## Problem
Below is a listing. Gather each line of it that contains "Czasy".

## Available data

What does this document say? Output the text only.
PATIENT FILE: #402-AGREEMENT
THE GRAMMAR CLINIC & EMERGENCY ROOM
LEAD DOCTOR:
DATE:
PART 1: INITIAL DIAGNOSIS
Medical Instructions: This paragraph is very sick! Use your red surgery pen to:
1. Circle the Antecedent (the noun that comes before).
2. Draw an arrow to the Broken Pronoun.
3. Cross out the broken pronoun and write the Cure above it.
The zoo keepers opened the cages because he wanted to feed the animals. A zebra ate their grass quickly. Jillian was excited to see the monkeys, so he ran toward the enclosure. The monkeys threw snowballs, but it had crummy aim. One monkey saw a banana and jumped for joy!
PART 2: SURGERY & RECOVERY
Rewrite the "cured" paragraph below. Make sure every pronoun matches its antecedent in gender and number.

...

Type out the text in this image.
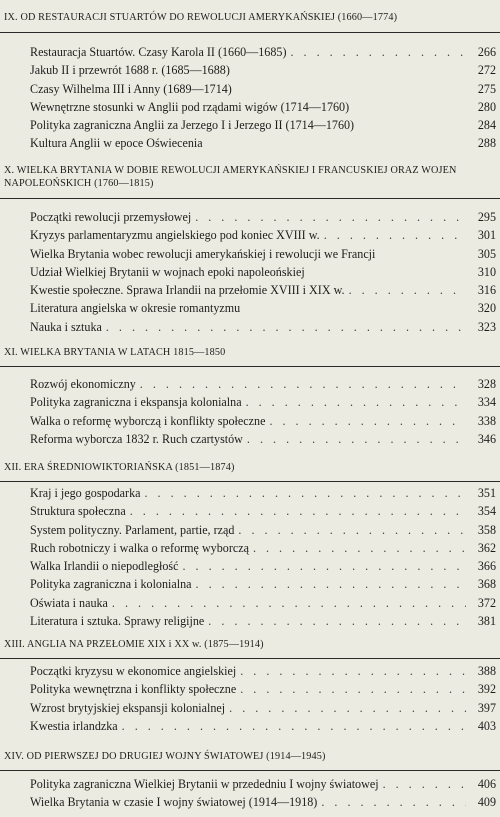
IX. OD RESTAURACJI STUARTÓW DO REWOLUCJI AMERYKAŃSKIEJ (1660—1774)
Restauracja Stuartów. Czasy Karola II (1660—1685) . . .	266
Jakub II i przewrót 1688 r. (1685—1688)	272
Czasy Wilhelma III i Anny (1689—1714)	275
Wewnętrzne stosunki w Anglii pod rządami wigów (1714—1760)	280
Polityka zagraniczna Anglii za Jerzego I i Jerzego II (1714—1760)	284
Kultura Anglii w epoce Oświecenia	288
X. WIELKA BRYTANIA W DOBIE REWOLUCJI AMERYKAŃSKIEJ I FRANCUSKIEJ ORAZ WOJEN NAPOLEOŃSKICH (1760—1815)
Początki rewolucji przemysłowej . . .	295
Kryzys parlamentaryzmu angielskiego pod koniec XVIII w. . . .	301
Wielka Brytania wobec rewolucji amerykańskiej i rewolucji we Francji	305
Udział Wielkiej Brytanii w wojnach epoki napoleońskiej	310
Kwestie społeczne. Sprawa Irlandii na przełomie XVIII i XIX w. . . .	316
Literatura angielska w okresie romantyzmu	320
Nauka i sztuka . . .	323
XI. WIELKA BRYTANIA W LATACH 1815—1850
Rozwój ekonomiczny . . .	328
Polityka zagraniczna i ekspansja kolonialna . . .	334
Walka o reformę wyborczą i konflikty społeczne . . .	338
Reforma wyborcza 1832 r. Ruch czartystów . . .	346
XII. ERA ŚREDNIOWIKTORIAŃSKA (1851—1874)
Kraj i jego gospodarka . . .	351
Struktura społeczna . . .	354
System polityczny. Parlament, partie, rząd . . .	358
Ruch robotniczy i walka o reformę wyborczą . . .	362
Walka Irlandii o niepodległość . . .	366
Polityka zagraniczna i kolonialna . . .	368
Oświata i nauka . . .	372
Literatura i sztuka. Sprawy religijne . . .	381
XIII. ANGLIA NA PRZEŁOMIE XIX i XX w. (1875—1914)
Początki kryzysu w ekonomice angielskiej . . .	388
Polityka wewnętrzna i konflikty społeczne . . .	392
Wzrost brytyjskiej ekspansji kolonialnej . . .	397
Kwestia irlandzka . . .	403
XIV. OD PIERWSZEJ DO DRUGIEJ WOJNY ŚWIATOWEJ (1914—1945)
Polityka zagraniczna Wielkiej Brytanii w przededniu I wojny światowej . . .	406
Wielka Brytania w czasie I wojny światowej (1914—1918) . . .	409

* * *

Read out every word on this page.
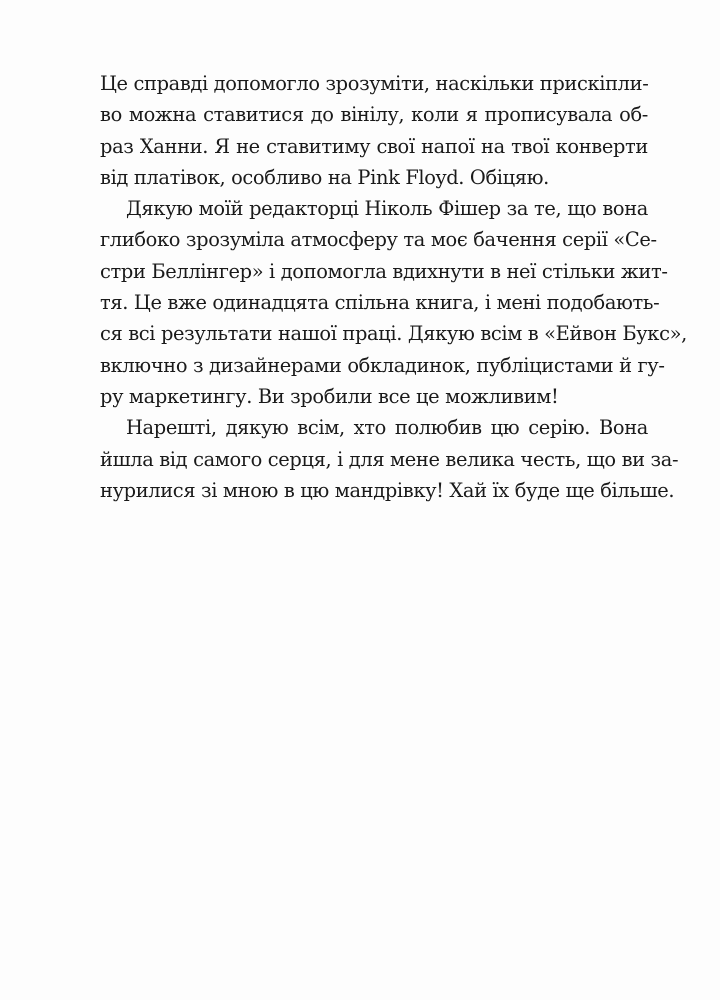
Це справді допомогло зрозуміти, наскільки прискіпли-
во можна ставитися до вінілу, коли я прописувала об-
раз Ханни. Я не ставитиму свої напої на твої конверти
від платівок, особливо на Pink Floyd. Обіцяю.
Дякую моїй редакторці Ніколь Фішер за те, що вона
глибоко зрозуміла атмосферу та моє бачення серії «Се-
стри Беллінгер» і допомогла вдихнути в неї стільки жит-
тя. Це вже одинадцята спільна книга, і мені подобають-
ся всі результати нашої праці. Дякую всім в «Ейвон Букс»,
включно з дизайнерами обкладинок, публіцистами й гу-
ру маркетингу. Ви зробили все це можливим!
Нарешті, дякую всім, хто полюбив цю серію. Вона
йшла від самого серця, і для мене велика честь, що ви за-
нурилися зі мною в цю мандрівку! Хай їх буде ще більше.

## Answer to this problem
Restauracja Stuartów. Czasy Karola II (1660—1685) . . .	266
Czasy Wilhelma III i Anny (1689—1714)	275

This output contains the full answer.